## [GOAL OF THE EXERCISE]
Identify all lines below that hold "носятъ" and collect them.

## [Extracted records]

* * *

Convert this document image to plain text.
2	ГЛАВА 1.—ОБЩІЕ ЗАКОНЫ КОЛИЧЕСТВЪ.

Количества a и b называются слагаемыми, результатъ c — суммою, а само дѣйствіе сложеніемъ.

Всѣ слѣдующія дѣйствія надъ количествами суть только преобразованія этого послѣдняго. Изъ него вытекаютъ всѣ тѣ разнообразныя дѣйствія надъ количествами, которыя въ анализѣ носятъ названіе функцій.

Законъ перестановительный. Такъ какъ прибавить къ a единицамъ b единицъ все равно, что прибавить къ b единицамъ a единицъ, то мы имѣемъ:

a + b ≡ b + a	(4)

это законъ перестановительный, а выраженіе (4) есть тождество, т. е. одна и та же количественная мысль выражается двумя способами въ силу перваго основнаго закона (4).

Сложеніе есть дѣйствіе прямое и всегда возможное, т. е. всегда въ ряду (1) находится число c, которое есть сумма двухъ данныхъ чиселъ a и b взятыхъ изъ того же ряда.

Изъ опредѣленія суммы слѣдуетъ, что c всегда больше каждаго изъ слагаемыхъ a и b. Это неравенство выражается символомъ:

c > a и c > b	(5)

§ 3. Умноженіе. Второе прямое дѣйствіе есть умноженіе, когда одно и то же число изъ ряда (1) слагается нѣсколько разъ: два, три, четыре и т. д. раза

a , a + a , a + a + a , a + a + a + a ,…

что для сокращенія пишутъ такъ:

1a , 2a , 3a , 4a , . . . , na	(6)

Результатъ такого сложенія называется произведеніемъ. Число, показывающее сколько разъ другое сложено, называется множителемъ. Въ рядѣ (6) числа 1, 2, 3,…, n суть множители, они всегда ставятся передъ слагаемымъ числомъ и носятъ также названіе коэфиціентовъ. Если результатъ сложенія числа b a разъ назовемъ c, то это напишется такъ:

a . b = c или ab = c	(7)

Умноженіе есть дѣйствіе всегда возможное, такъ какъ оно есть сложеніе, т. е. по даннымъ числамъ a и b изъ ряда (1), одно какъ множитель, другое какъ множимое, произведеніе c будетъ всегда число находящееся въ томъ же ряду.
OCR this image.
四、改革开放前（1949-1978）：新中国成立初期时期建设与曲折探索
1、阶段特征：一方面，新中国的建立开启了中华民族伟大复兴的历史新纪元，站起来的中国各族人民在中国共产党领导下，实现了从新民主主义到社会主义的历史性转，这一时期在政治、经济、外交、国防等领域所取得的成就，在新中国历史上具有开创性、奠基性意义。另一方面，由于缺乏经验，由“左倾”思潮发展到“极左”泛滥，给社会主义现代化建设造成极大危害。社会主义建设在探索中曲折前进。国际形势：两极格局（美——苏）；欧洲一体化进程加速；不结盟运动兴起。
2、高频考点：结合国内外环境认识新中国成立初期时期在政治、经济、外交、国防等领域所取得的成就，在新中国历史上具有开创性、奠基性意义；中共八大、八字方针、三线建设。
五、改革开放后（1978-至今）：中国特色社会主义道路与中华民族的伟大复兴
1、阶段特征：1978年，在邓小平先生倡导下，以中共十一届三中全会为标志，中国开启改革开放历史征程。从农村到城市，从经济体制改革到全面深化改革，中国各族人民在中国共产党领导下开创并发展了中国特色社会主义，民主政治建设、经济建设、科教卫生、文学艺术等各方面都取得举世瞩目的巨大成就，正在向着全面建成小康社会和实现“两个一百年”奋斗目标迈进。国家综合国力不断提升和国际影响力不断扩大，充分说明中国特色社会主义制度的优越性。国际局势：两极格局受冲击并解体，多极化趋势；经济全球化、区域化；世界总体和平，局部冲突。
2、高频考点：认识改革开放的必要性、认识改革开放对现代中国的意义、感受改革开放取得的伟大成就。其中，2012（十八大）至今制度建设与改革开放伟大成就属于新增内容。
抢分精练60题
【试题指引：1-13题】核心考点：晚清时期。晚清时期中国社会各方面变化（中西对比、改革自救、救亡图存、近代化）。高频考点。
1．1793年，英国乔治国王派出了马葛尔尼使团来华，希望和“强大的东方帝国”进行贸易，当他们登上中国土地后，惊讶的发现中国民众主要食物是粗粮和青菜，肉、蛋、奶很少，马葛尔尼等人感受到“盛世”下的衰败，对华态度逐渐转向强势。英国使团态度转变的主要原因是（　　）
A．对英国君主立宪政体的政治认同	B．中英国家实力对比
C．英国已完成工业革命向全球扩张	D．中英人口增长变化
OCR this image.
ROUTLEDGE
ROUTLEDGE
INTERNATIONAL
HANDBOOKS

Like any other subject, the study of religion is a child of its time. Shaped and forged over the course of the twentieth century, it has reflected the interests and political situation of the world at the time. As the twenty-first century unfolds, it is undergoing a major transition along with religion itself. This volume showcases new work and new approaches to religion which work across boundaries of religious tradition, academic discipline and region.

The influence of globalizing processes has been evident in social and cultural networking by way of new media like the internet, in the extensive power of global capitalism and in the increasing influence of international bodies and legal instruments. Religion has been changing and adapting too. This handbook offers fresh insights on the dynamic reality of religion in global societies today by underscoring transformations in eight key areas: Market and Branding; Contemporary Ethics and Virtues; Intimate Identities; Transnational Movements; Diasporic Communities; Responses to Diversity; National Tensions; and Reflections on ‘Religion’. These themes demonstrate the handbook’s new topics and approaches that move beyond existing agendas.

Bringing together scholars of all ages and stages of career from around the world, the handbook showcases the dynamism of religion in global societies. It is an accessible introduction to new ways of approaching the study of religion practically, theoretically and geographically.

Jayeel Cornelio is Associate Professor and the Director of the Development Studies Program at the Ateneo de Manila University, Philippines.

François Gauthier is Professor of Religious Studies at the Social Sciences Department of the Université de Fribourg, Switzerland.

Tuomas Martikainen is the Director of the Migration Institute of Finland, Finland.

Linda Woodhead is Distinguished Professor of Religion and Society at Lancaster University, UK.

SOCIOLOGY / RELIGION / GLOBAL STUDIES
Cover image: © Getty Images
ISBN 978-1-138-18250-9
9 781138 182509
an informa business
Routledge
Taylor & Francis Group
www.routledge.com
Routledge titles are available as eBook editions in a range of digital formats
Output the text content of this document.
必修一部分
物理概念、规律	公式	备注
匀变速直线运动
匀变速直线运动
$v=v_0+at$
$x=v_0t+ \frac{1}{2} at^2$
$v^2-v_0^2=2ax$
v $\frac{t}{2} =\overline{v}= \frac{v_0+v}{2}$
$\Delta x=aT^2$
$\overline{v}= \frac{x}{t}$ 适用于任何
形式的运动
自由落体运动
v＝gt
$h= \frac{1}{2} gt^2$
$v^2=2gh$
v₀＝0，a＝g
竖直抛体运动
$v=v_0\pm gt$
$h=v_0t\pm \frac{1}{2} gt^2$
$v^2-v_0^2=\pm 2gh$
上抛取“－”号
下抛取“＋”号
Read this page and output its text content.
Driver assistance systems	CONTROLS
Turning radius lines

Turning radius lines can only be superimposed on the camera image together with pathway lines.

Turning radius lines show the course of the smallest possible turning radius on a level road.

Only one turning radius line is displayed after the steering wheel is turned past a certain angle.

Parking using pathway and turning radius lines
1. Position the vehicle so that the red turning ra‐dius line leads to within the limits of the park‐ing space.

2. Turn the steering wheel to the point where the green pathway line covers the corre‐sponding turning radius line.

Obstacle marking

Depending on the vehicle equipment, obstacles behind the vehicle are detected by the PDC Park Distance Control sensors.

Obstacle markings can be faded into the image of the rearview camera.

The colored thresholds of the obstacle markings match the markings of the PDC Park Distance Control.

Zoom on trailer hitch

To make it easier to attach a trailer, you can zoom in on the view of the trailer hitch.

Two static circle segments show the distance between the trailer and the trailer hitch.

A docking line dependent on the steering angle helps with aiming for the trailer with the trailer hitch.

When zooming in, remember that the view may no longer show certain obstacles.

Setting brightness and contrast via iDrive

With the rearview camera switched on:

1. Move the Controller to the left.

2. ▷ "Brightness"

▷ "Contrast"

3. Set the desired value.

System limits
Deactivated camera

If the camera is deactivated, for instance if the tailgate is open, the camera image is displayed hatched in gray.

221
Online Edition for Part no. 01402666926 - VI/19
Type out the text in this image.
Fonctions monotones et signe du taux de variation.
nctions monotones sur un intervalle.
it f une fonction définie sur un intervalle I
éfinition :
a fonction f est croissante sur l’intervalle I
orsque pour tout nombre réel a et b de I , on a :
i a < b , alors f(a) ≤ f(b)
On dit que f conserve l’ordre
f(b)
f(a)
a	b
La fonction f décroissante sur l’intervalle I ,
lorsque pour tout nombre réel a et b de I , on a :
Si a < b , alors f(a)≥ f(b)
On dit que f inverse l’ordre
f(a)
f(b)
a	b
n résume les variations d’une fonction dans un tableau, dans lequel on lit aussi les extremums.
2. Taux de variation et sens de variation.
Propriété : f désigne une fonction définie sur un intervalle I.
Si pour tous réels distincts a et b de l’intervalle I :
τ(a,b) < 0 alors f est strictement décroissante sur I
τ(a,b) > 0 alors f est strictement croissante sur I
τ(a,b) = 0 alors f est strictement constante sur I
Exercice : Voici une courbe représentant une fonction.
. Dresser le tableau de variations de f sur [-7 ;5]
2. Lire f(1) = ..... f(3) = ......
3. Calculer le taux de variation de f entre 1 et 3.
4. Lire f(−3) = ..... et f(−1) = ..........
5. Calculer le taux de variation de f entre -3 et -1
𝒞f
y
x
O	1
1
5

* * *

## [FINAL ANSWER]
Всѣ слѣдующія дѣйствія надъ количествами суть только преобразованія этого послѣдняго. Изъ него вытекаютъ всѣ тѣ разнообразныя дѣйствія надъ количествами, которыя въ анализѣ носятъ названіе функцій.
Результатъ такого сложенія называется произведеніемъ. Число, показывающее сколько разъ другое сложено, называется множителемъ. Въ рядѣ (6) числа 1, 2, 3,…, n суть множители, они всегда ставятся передъ слагаемымъ числомъ и носятъ также названіе коэфиціентовъ. Если результатъ сложенія числа b a разъ назовемъ c, то это напишется такъ:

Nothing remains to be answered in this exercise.